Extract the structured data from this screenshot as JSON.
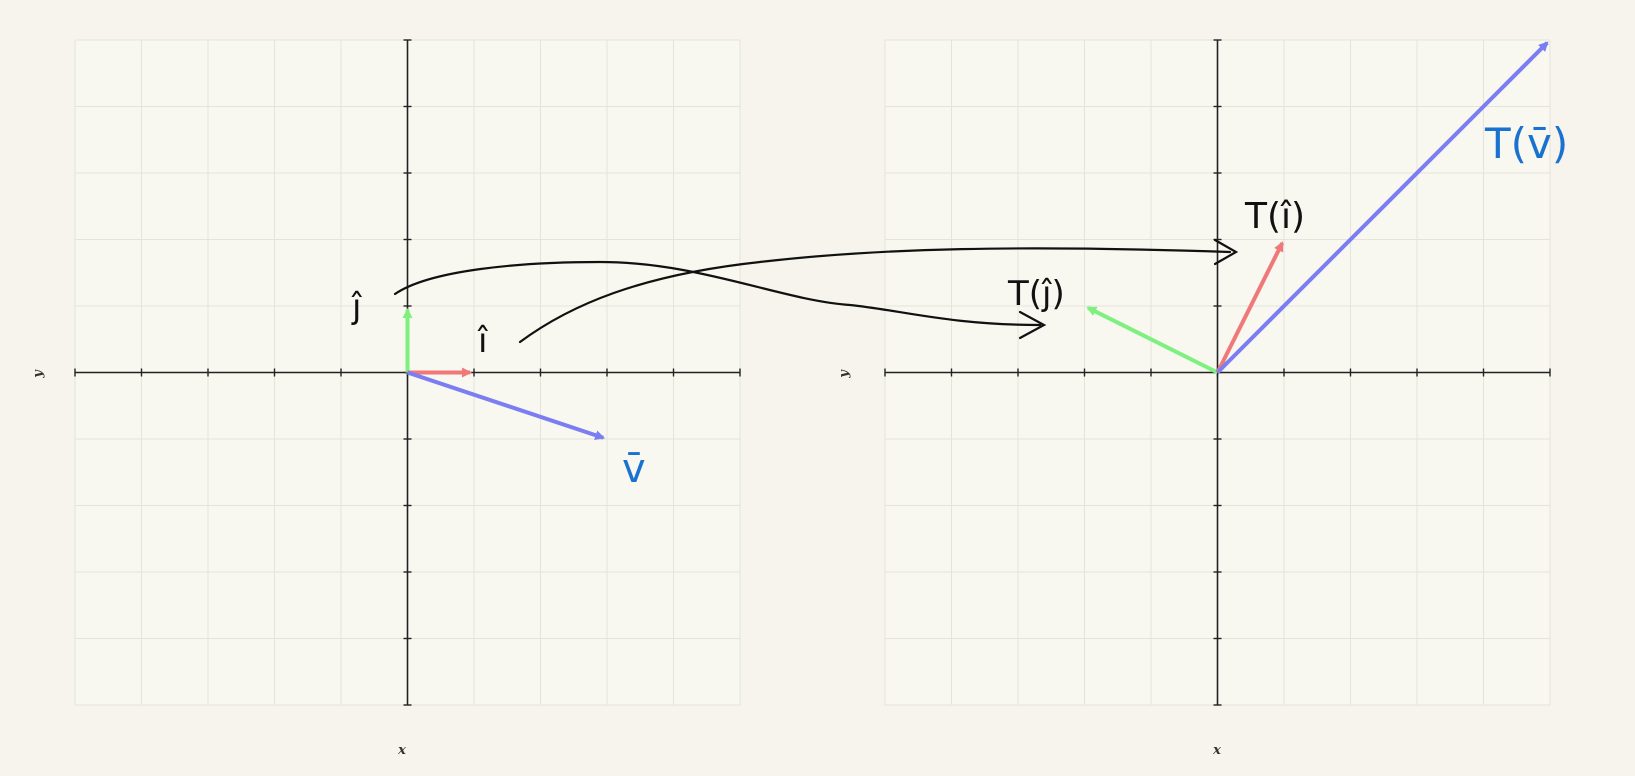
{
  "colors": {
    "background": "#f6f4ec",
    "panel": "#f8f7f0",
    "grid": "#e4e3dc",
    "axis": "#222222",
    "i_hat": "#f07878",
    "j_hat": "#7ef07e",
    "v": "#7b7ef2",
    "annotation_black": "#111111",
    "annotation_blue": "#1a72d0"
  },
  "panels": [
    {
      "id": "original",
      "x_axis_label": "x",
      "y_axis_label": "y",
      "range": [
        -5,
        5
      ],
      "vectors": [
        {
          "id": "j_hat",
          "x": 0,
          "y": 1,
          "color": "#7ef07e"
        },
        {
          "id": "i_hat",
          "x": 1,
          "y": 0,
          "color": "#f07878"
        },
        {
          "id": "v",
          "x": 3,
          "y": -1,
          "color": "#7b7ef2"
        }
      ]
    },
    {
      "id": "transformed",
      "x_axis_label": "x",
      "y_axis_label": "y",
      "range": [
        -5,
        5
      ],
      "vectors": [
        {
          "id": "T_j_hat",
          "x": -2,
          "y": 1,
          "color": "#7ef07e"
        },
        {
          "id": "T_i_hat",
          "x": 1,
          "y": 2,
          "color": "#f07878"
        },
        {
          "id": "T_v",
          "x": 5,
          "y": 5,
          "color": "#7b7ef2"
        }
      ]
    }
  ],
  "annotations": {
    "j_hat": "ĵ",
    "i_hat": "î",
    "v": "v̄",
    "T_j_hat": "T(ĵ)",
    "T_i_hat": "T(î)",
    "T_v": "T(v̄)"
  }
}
================================
Exercise task =
Keep the pictures out and write out the records exactly.

Solution =
Extract the structured data from this screenshot as JSON.
{
  "colors": {
    "background": "#f6f4ec",
    "panel": "#f8f7f0",
    "grid": "#e4e3dc",
    "axis": "#222222",
    "i_hat": "#f07878",
    "j_hat": "#7ef07e",
    "v": "#7b7ef2",
    "annotation_black": "#111111",
    "annotation_blue": "#1a72d0"
  },
  "panels": [
    {
      "id": "original",
      "x_axis_label": "x",
      "y_axis_label": "y",
      "range": [
        -5,
        5
      ],
      "vectors": [
        {
          "id": "j_hat",
          "x": 0,
          "y": 1,
          "color": "#7ef07e"
        },
        {
          "id": "i_hat",
          "x": 1,
          "y": 0,
          "color": "#f07878"
        },
        {
          "id": "v",
          "x": 3,
          "y": -1,
          "color": "#7b7ef2"
        }
      ]
    },
    {
      "id": "transformed",
      "x_axis_label": "x",
      "y_axis_label": "y",
      "range": [
        -5,
        5
      ],
      "vectors": [
        {
          "id": "T_j_hat",
          "x": -2,
          "y": 1,
          "color": "#7ef07e"
        },
        {
          "id": "T_i_hat",
          "x": 1,
          "y": 2,
          "color": "#f07878"
        },
        {
          "id": "T_v",
          "x": 5,
          "y": 5,
          "color": "#7b7ef2"
        }
      ]
    }
  ],
  "annotations": {
    "j_hat": "ĵ",
    "i_hat": "î",
    "v": "v̄",
    "T_j_hat": "T(ĵ)",
    "T_i_hat": "T(î)",
    "T_v": "T(v̄)"
  }
}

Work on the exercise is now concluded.